-- Task data start --

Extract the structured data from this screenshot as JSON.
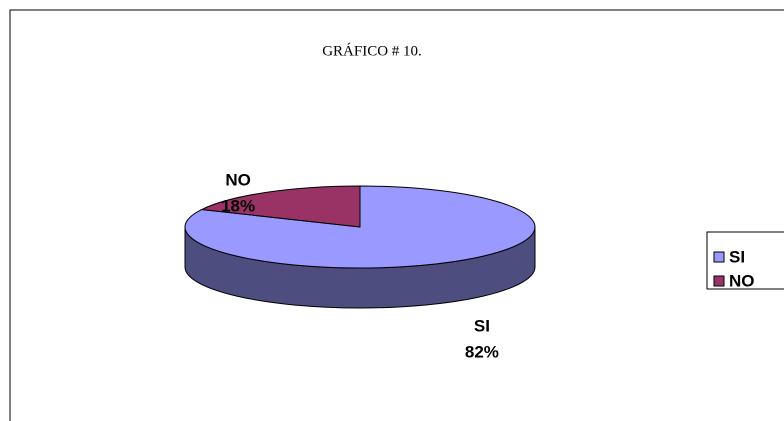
{
  "chart_data": {
    "type": "pie",
    "title": "GRÁFICO # 10.",
    "categories": [
      "SI",
      "NO"
    ],
    "values": [
      82,
      18
    ],
    "value_labels": [
      "82%",
      "18%"
    ],
    "colors": [
      "#9999ff",
      "#993366"
    ],
    "legend": "right"
  }
}
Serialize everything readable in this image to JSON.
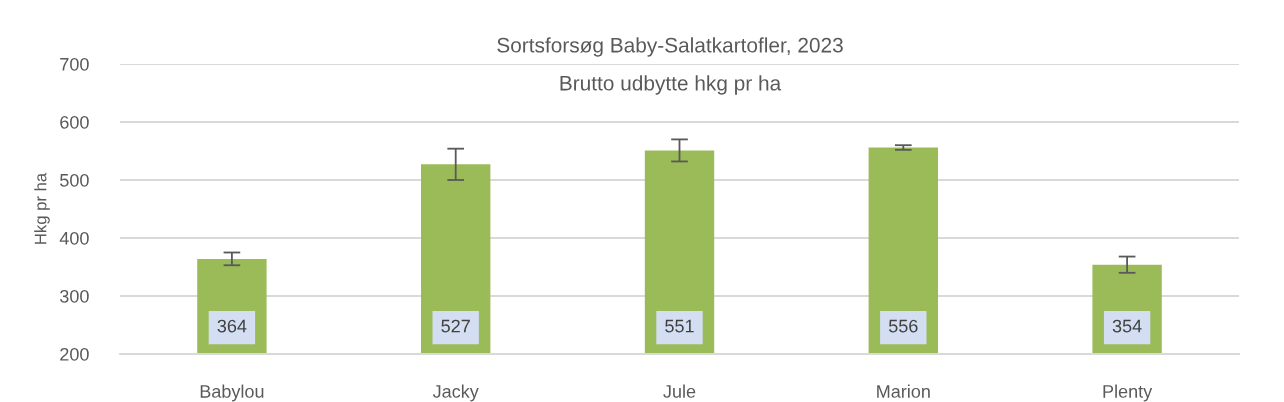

-- Task data end --

### Problem requirements
Retype the whole listing, keeping every line identical and omitting all pictures.

### Reply
Extract the structured data from this screenshot as JSON.
{
  "chart_data": {
    "type": "pie",
    "title": "GRÁFICO # 10.",
    "categories": [
      "SI",
      "NO"
    ],
    "values": [
      82,
      18
    ],
    "value_labels": [
      "82%",
      "18%"
    ],
    "colors": [
      "#9999ff",
      "#993366"
    ],
    "legend": "right"
  }
}
Serialize everything readable in this image to JSON.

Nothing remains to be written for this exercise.